(Bounding box prediction data)
* * * * *

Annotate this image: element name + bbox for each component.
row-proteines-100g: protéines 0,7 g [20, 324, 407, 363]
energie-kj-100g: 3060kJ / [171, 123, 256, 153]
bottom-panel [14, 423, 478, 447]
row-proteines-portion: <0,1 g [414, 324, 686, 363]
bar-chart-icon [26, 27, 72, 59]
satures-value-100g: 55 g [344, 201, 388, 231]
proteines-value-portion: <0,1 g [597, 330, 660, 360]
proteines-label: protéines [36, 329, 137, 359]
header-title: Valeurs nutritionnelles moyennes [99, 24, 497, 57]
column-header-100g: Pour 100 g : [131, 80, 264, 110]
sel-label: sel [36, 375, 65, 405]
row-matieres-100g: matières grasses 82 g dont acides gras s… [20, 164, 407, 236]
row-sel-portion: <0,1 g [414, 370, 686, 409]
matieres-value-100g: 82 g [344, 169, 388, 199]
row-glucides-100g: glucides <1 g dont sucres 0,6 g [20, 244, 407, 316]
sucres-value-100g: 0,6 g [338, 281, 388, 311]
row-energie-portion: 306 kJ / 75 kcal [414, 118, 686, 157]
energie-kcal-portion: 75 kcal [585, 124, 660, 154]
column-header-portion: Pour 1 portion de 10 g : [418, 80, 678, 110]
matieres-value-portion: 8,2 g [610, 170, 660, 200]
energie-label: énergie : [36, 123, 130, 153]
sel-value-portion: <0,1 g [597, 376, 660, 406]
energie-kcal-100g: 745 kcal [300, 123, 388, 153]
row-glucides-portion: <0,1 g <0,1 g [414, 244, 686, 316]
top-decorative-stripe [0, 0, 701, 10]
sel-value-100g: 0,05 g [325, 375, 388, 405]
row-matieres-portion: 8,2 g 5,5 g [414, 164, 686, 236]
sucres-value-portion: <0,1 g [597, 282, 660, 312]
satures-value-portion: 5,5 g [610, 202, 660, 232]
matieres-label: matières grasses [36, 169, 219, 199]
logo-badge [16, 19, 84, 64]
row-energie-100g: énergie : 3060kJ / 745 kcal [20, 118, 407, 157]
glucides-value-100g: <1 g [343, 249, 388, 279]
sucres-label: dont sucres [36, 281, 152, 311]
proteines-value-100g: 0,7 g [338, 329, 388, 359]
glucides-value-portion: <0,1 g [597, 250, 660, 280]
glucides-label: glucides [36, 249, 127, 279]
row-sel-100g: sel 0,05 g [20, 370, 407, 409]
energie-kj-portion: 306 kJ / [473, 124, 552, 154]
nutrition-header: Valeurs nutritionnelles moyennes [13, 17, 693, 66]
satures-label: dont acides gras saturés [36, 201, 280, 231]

* * * * *

A single number is requested: the count of lines in the data that hold "matières".

2